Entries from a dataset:
>> BEGIN

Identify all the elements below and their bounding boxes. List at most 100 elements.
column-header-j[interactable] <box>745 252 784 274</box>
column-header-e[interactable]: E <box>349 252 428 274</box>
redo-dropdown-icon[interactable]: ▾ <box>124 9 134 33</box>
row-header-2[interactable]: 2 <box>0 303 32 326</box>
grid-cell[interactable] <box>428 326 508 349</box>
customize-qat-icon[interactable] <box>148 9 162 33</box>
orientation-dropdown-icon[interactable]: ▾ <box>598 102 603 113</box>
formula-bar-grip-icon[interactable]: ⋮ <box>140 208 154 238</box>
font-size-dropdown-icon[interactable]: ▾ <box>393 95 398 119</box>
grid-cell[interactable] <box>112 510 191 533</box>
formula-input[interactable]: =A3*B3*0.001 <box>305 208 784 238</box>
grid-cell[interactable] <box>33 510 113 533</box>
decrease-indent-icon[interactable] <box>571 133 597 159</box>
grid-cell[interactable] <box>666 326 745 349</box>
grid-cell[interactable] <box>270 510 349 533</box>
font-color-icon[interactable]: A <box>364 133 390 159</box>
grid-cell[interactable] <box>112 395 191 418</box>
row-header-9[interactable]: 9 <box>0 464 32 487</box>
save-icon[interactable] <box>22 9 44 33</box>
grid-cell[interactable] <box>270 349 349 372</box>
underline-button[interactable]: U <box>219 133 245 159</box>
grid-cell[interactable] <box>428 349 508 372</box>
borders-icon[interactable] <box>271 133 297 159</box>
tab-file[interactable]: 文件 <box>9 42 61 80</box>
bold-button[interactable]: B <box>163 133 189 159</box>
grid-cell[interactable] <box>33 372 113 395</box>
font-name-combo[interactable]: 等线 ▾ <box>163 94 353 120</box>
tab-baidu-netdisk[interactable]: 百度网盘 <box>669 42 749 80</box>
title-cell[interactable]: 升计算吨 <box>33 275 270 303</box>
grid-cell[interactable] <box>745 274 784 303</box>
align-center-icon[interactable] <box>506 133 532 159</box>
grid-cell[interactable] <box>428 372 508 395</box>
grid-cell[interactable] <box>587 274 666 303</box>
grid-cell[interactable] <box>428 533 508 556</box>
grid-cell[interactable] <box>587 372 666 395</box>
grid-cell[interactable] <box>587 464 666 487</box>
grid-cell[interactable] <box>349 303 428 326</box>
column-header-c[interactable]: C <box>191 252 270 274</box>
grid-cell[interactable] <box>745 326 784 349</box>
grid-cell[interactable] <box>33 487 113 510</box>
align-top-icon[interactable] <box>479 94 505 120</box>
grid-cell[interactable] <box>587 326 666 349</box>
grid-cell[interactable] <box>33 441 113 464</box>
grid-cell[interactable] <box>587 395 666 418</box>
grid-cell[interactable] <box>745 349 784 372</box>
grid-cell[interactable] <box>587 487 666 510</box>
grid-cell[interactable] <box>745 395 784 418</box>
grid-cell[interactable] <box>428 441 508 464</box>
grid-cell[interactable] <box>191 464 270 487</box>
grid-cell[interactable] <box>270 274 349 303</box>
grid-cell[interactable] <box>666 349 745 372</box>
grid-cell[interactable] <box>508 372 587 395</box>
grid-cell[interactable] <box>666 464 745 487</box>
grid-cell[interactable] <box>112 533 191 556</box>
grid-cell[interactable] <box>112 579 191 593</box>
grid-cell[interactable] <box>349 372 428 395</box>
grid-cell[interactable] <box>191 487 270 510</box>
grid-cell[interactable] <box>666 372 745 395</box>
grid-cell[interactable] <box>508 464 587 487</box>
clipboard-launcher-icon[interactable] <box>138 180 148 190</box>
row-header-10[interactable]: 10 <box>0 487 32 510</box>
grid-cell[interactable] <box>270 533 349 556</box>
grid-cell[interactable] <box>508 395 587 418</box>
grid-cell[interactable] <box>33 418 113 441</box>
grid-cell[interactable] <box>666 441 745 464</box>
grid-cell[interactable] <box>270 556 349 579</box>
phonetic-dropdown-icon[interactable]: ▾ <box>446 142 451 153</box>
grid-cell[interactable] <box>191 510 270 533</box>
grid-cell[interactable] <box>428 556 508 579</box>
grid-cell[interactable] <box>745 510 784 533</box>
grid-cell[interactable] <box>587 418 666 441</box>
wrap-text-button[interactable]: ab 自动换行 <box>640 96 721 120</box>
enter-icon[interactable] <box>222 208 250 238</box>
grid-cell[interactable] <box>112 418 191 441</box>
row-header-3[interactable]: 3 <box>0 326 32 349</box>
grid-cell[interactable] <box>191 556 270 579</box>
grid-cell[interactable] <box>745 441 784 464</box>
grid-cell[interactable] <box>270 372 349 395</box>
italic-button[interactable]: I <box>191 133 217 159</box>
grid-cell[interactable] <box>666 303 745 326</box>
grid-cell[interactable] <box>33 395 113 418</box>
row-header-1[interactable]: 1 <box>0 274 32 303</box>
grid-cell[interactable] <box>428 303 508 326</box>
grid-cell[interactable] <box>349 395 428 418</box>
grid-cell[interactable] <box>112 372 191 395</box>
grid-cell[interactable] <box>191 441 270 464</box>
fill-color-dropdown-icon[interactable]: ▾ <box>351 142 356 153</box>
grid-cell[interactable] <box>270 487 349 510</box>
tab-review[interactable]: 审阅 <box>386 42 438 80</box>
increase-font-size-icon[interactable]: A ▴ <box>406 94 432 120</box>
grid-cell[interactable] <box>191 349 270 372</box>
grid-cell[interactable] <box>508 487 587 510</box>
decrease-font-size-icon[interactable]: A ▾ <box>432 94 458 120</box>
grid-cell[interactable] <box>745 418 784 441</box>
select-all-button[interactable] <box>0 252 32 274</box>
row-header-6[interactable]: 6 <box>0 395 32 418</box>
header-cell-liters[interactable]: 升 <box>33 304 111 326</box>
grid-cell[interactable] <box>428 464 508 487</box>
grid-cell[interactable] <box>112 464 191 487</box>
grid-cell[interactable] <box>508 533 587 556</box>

>> END

Aim: Copy out every line of the records above without changing anything.

Response to the task:
Identify all the elements below and their bounding boxes. List at most 100 elements.
column-header-j[interactable] <box>745 252 784 274</box>
column-header-e[interactable]: E <box>349 252 428 274</box>
redo-dropdown-icon[interactable]: ▾ <box>124 9 134 33</box>
row-header-2[interactable]: 2 <box>0 303 32 326</box>
grid-cell[interactable] <box>428 326 508 349</box>
customize-qat-icon[interactable] <box>148 9 162 33</box>
orientation-dropdown-icon[interactable]: ▾ <box>598 102 603 113</box>
formula-bar-grip-icon[interactable]: ⋮ <box>140 208 154 238</box>
font-size-dropdown-icon[interactable]: ▾ <box>393 95 398 119</box>
grid-cell[interactable] <box>112 510 191 533</box>
formula-input[interactable]: =A3*B3*0.001 <box>305 208 784 238</box>
grid-cell[interactable] <box>33 510 113 533</box>
decrease-indent-icon[interactable] <box>571 133 597 159</box>
grid-cell[interactable] <box>666 326 745 349</box>
grid-cell[interactable] <box>270 510 349 533</box>
font-color-icon[interactable]: A <box>364 133 390 159</box>
grid-cell[interactable] <box>112 395 191 418</box>
row-header-9[interactable]: 9 <box>0 464 32 487</box>
save-icon[interactable] <box>22 9 44 33</box>
grid-cell[interactable] <box>270 349 349 372</box>
underline-button[interactable]: U <box>219 133 245 159</box>
grid-cell[interactable] <box>428 349 508 372</box>
borders-icon[interactable] <box>271 133 297 159</box>
tab-file[interactable]: 文件 <box>9 42 61 80</box>
bold-button[interactable]: B <box>163 133 189 159</box>
grid-cell[interactable] <box>33 372 113 395</box>
font-name-combo[interactable]: 等线 ▾ <box>163 94 353 120</box>
tab-baidu-netdisk[interactable]: 百度网盘 <box>669 42 749 80</box>
title-cell[interactable]: 升计算吨 <box>33 275 270 303</box>
grid-cell[interactable] <box>745 274 784 303</box>
align-center-icon[interactable] <box>506 133 532 159</box>
grid-cell[interactable] <box>428 372 508 395</box>
grid-cell[interactable] <box>587 274 666 303</box>
grid-cell[interactable] <box>428 533 508 556</box>
grid-cell[interactable] <box>587 372 666 395</box>
grid-cell[interactable] <box>587 464 666 487</box>
grid-cell[interactable] <box>349 303 428 326</box>
column-header-c[interactable]: C <box>191 252 270 274</box>
grid-cell[interactable] <box>745 326 784 349</box>
grid-cell[interactable] <box>33 487 113 510</box>
align-top-icon[interactable] <box>479 94 505 120</box>
grid-cell[interactable] <box>587 326 666 349</box>
grid-cell[interactable] <box>33 441 113 464</box>
grid-cell[interactable] <box>587 395 666 418</box>
grid-cell[interactable] <box>745 349 784 372</box>
grid-cell[interactable] <box>587 487 666 510</box>
grid-cell[interactable] <box>745 395 784 418</box>
grid-cell[interactable] <box>428 441 508 464</box>
grid-cell[interactable] <box>191 464 270 487</box>
grid-cell[interactable] <box>270 274 349 303</box>
grid-cell[interactable] <box>666 349 745 372</box>
grid-cell[interactable] <box>508 372 587 395</box>
grid-cell[interactable] <box>666 464 745 487</box>
grid-cell[interactable] <box>112 533 191 556</box>
grid-cell[interactable] <box>112 579 191 593</box>
grid-cell[interactable] <box>349 372 428 395</box>
grid-cell[interactable] <box>191 487 270 510</box>
grid-cell[interactable] <box>666 372 745 395</box>
grid-cell[interactable] <box>508 464 587 487</box>
clipboard-launcher-icon[interactable] <box>138 180 148 190</box>
row-header-10[interactable]: 10 <box>0 487 32 510</box>
grid-cell[interactable] <box>270 533 349 556</box>
grid-cell[interactable] <box>508 395 587 418</box>
grid-cell[interactable] <box>33 418 113 441</box>
grid-cell[interactable] <box>666 441 745 464</box>
grid-cell[interactable] <box>270 556 349 579</box>
phonetic-dropdown-icon[interactable]: ▾ <box>446 142 451 153</box>
grid-cell[interactable] <box>191 510 270 533</box>
grid-cell[interactable] <box>428 556 508 579</box>
grid-cell[interactable] <box>745 510 784 533</box>
grid-cell[interactable] <box>587 418 666 441</box>
wrap-text-button[interactable]: ab 自动换行 <box>640 96 721 120</box>
enter-icon[interactable] <box>222 208 250 238</box>
grid-cell[interactable] <box>112 418 191 441</box>
row-header-3[interactable]: 3 <box>0 326 32 349</box>
grid-cell[interactable] <box>191 556 270 579</box>
grid-cell[interactable] <box>745 441 784 464</box>
grid-cell[interactable] <box>270 372 349 395</box>
italic-button[interactable]: I <box>191 133 217 159</box>
grid-cell[interactable] <box>666 303 745 326</box>
grid-cell[interactable] <box>33 395 113 418</box>
row-header-1[interactable]: 1 <box>0 274 32 303</box>
grid-cell[interactable] <box>428 303 508 326</box>
grid-cell[interactable] <box>349 395 428 418</box>
grid-cell[interactable] <box>112 372 191 395</box>
grid-cell[interactable] <box>191 441 270 464</box>
fill-color-dropdown-icon[interactable]: ▾ <box>351 142 356 153</box>
grid-cell[interactable] <box>270 487 349 510</box>
tab-review[interactable]: 审阅 <box>386 42 438 80</box>
increase-font-size-icon[interactable]: A ▴ <box>406 94 432 120</box>
grid-cell[interactable] <box>191 349 270 372</box>
grid-cell[interactable] <box>508 487 587 510</box>
decrease-font-size-icon[interactable]: A ▾ <box>432 94 458 120</box>
grid-cell[interactable] <box>745 418 784 441</box>
select-all-button[interactable] <box>0 252 32 274</box>
row-header-6[interactable]: 6 <box>0 395 32 418</box>
header-cell-liters[interactable]: 升 <box>33 304 111 326</box>
grid-cell[interactable] <box>428 464 508 487</box>
grid-cell[interactable] <box>112 464 191 487</box>
grid-cell[interactable] <box>508 533 587 556</box>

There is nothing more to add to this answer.